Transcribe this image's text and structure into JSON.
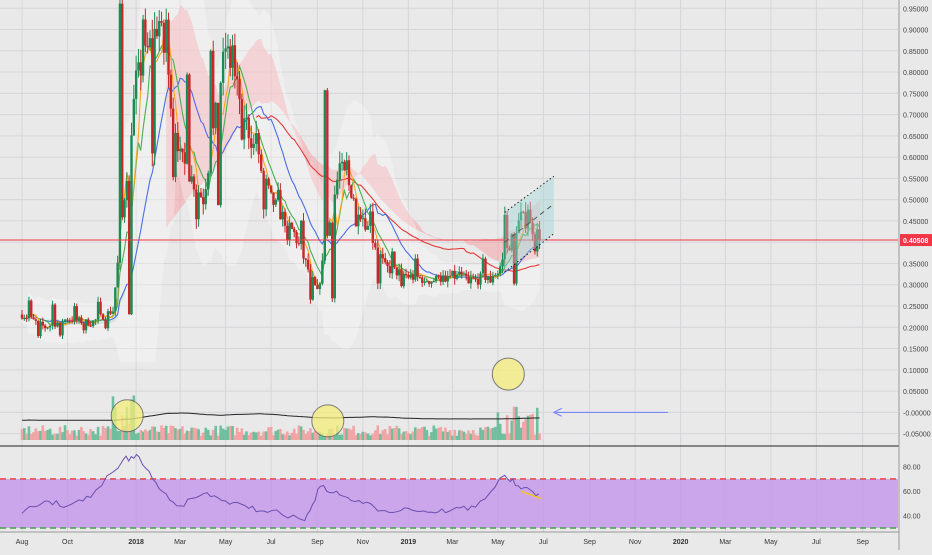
{
  "chart_data": [
    {
      "type": "candlestick",
      "panel": "price",
      "x_axis": {
        "ticks": [
          {
            "label": "Aug",
            "date": "2017-08-01"
          },
          {
            "label": "Oct",
            "date": "2017-10-01"
          },
          {
            "label": "2018",
            "date": "2018-01-01"
          },
          {
            "label": "Mar",
            "date": "2018-03-01"
          },
          {
            "label": "May",
            "date": "2018-05-01"
          },
          {
            "label": "Jul",
            "date": "2018-07-01"
          },
          {
            "label": "Sep",
            "date": "2018-09-01"
          },
          {
            "label": "Nov",
            "date": "2018-11-01"
          },
          {
            "label": "2019",
            "date": "2019-01-01"
          },
          {
            "label": "Mar",
            "date": "2019-03-01"
          },
          {
            "label": "May",
            "date": "2019-05-01"
          },
          {
            "label": "Jul",
            "date": "2019-07-01"
          },
          {
            "label": "Sep",
            "date": "2019-09-01"
          },
          {
            "label": "Nov",
            "date": "2019-11-01"
          },
          {
            "label": "2020",
            "date": "2020-01-01"
          },
          {
            "label": "Mar",
            "date": "2020-03-01"
          },
          {
            "label": "May",
            "date": "2020-05-01"
          },
          {
            "label": "Jul",
            "date": "2020-07-01"
          },
          {
            "label": "Sep",
            "date": "2020-09-01"
          }
        ]
      },
      "y_axis": {
        "range": [
          -0.065,
          0.96
        ],
        "ticks": [
          "0.95000",
          "0.90000",
          "0.85000",
          "0.80000",
          "0.75000",
          "0.70000",
          "0.65000",
          "0.60000",
          "0.55000",
          "0.50000",
          "0.45000",
          "0.40000",
          "0.35000",
          "0.30000",
          "0.25000",
          "0.20000",
          "0.15000",
          "0.10000",
          "0.05000",
          "-0.00000",
          "-0.05000"
        ],
        "position": "right"
      },
      "last_price": {
        "label": "0.40508",
        "value": 0.40508,
        "color": "#f23645"
      },
      "colors": {
        "up": "#26a69a",
        "down": "#ef5350",
        "ma_fast": "#f5a623",
        "ma_mid": "#4caf50",
        "ma_slow": "#4a6fe3",
        "ma_long": "#e53935",
        "bollinger": "#ffffff",
        "cloud_bear": "#f4a3a8",
        "cloud_bull": "#a5d6a7",
        "channel": "#9fd4d4"
      },
      "candles_monthly_approx": [
        {
          "date": "2017-08-01",
          "open": 0.23,
          "high": 0.27,
          "low": 0.17,
          "close": 0.2
        },
        {
          "date": "2017-09-01",
          "open": 0.2,
          "high": 0.26,
          "low": 0.17,
          "close": 0.22
        },
        {
          "date": "2017-10-01",
          "open": 0.22,
          "high": 0.25,
          "low": 0.19,
          "close": 0.21
        },
        {
          "date": "2017-11-01",
          "open": 0.21,
          "high": 0.26,
          "low": 0.2,
          "close": 0.24
        },
        {
          "date": "2017-12-01",
          "open": 0.24,
          "high": 0.96,
          "low": 0.22,
          "close": 0.78
        },
        {
          "date": "2018-01-01",
          "open": 0.78,
          "high": 0.96,
          "low": 0.6,
          "close": 0.92
        },
        {
          "date": "2018-02-01",
          "open": 0.92,
          "high": 0.95,
          "low": 0.55,
          "close": 0.6
        },
        {
          "date": "2018-03-01",
          "open": 0.6,
          "high": 0.85,
          "low": 0.45,
          "close": 0.5
        },
        {
          "date": "2018-04-01",
          "open": 0.5,
          "high": 0.9,
          "low": 0.48,
          "close": 0.86
        },
        {
          "date": "2018-05-01",
          "open": 0.86,
          "high": 0.89,
          "low": 0.6,
          "close": 0.66
        },
        {
          "date": "2018-06-01",
          "open": 0.66,
          "high": 0.68,
          "low": 0.46,
          "close": 0.5
        },
        {
          "date": "2018-07-01",
          "open": 0.5,
          "high": 0.52,
          "low": 0.38,
          "close": 0.42
        },
        {
          "date": "2018-08-01",
          "open": 0.42,
          "high": 0.45,
          "low": 0.25,
          "close": 0.28
        },
        {
          "date": "2018-09-01",
          "open": 0.28,
          "high": 0.8,
          "low": 0.27,
          "close": 0.58
        },
        {
          "date": "2018-10-01",
          "open": 0.58,
          "high": 0.6,
          "low": 0.42,
          "close": 0.46
        },
        {
          "date": "2018-11-01",
          "open": 0.46,
          "high": 0.5,
          "low": 0.3,
          "close": 0.34
        },
        {
          "date": "2018-12-01",
          "open": 0.34,
          "high": 0.38,
          "low": 0.28,
          "close": 0.32
        },
        {
          "date": "2019-01-01",
          "open": 0.32,
          "high": 0.36,
          "low": 0.29,
          "close": 0.31
        },
        {
          "date": "2019-02-01",
          "open": 0.31,
          "high": 0.34,
          "low": 0.29,
          "close": 0.32
        },
        {
          "date": "2019-03-01",
          "open": 0.32,
          "high": 0.34,
          "low": 0.29,
          "close": 0.31
        },
        {
          "date": "2019-04-01",
          "open": 0.31,
          "high": 0.36,
          "low": 0.29,
          "close": 0.33
        },
        {
          "date": "2019-05-01",
          "open": 0.33,
          "high": 0.48,
          "low": 0.29,
          "close": 0.46
        },
        {
          "date": "2019-06-01",
          "open": 0.46,
          "high": 0.5,
          "low": 0.38,
          "close": 0.41
        }
      ],
      "annotations": {
        "ascending_channel": {
          "start_date": "2019-05-10",
          "end_date": "2019-07-15",
          "upper": [
            0.47,
            0.555
          ],
          "middle": [
            0.4,
            0.49
          ],
          "lower": [
            0.33,
            0.42
          ]
        },
        "arrow": {
          "from_date": "2019-12-15",
          "to_date": "2019-07-15",
          "value": 0.0,
          "color": "#6b7cff"
        },
        "volume_circles": [
          {
            "date": "2017-12-20",
            "value": 0.057
          },
          {
            "date": "2018-09-15",
            "value": 0.045
          },
          {
            "date": "2019-05-15",
            "value": 0.155
          }
        ]
      }
    },
    {
      "type": "line",
      "panel": "rsi",
      "y_axis": {
        "range": [
          30,
          92
        ],
        "ticks": [
          "80.00",
          "60.00",
          "40.00"
        ],
        "bands": {
          "upper": 70,
          "lower": 30
        },
        "position": "right"
      },
      "series": [
        {
          "color": "#6a4eb0",
          "points": [
            {
              "date": "2017-08-01",
              "value": 42
            },
            {
              "date": "2017-09-01",
              "value": 52
            },
            {
              "date": "2017-10-01",
              "value": 48
            },
            {
              "date": "2017-11-01",
              "value": 55
            },
            {
              "date": "2017-12-15",
              "value": 86
            },
            {
              "date": "2018-01-05",
              "value": 88
            },
            {
              "date": "2018-02-01",
              "value": 62
            },
            {
              "date": "2018-03-01",
              "value": 48
            },
            {
              "date": "2018-04-01",
              "value": 58
            },
            {
              "date": "2018-05-01",
              "value": 52
            },
            {
              "date": "2018-06-01",
              "value": 46
            },
            {
              "date": "2018-07-01",
              "value": 44
            },
            {
              "date": "2018-08-15",
              "value": 36
            },
            {
              "date": "2018-09-05",
              "value": 64
            },
            {
              "date": "2018-10-01",
              "value": 57
            },
            {
              "date": "2018-11-01",
              "value": 50
            },
            {
              "date": "2018-12-01",
              "value": 44
            },
            {
              "date": "2019-01-01",
              "value": 46
            },
            {
              "date": "2019-02-01",
              "value": 43
            },
            {
              "date": "2019-03-01",
              "value": 45
            },
            {
              "date": "2019-04-01",
              "value": 47
            },
            {
              "date": "2019-05-10",
              "value": 73
            },
            {
              "date": "2019-06-01",
              "value": 62
            },
            {
              "date": "2019-06-25",
              "value": 58
            }
          ]
        }
      ],
      "annotations": {
        "divergence": {
          "from_date": "2019-06-01",
          "to_date": "2019-06-28",
          "from": 60,
          "to": 54,
          "color": "#f5c518"
        }
      }
    }
  ]
}
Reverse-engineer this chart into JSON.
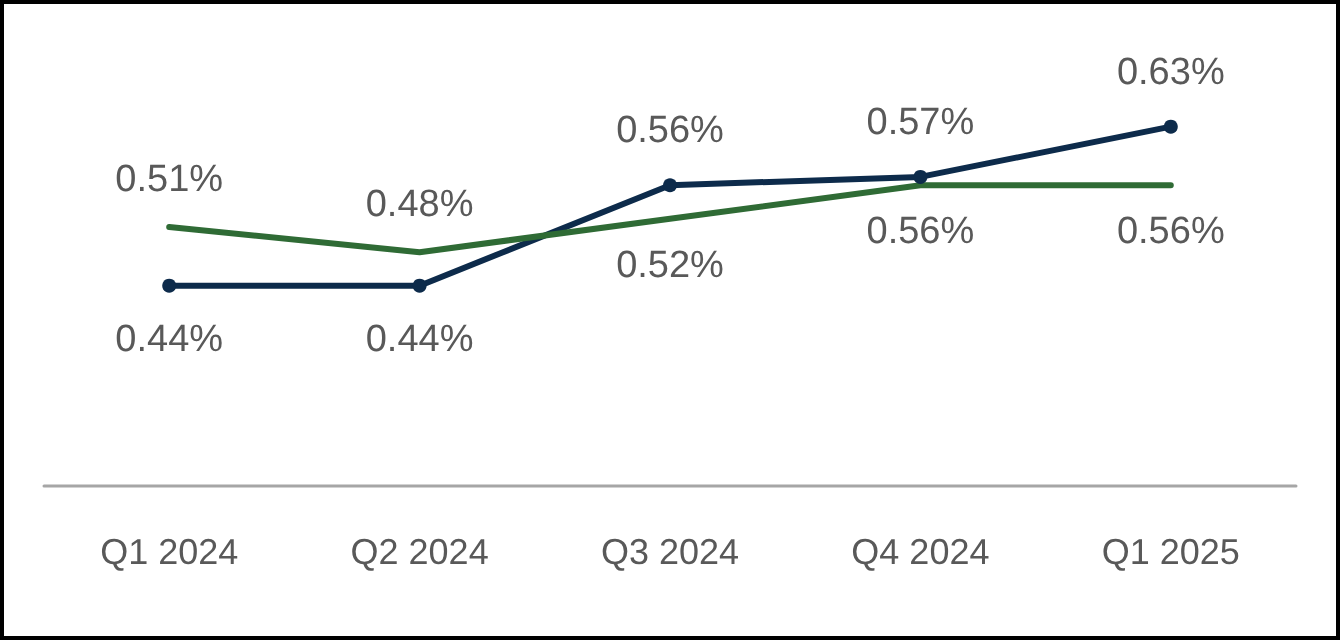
{
  "chart_data": {
    "type": "line",
    "categories": [
      "Q1 2024",
      "Q2 2024",
      "Q3 2024",
      "Q4 2024",
      "Q1 2025"
    ],
    "tick_labels": "x",
    "grid": false,
    "series": [
      {
        "color": "#0d2b4b",
        "marker": "circle",
        "values": [
          0.44,
          0.44,
          0.56,
          0.57,
          0.63
        ],
        "value_labels": [
          "0.44%",
          "0.44%",
          "0.56%",
          "0.57%",
          "0.63%"
        ]
      },
      {
        "color": "#2f6b35",
        "marker": "none",
        "values": [
          0.51,
          0.48,
          0.52,
          0.56,
          0.56
        ],
        "value_labels": [
          "0.51%",
          "0.48%",
          "0.52%",
          "0.56%",
          "0.56%"
        ]
      }
    ]
  }
}
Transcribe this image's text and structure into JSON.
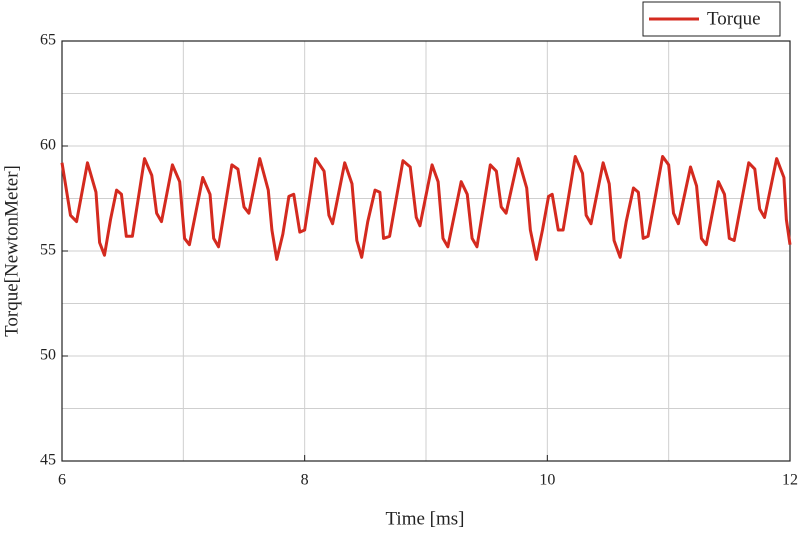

# Written instruction
Using the records above, extract exactly and only the lines from the one with "Reverse-engineer this chart into JSON." through the final line, inclusive, leaving out pictures.

# The response
Reverse-engineer this chart into JSON.
{
  "chart_data": {
    "type": "line",
    "categories": [
      "Q1 2024",
      "Q2 2024",
      "Q3 2024",
      "Q4 2024",
      "Q1 2025"
    ],
    "tick_labels": "x",
    "grid": false,
    "series": [
      {
        "color": "#0d2b4b",
        "marker": "circle",
        "values": [
          0.44,
          0.44,
          0.56,
          0.57,
          0.63
        ],
        "value_labels": [
          "0.44%",
          "0.44%",
          "0.56%",
          "0.57%",
          "0.63%"
        ]
      },
      {
        "color": "#2f6b35",
        "marker": "none",
        "values": [
          0.51,
          0.48,
          0.52,
          0.56,
          0.56
        ],
        "value_labels": [
          "0.51%",
          "0.48%",
          "0.52%",
          "0.56%",
          "0.56%"
        ]
      }
    ]
  }
}
Transcribe this image's text and structure into JSON.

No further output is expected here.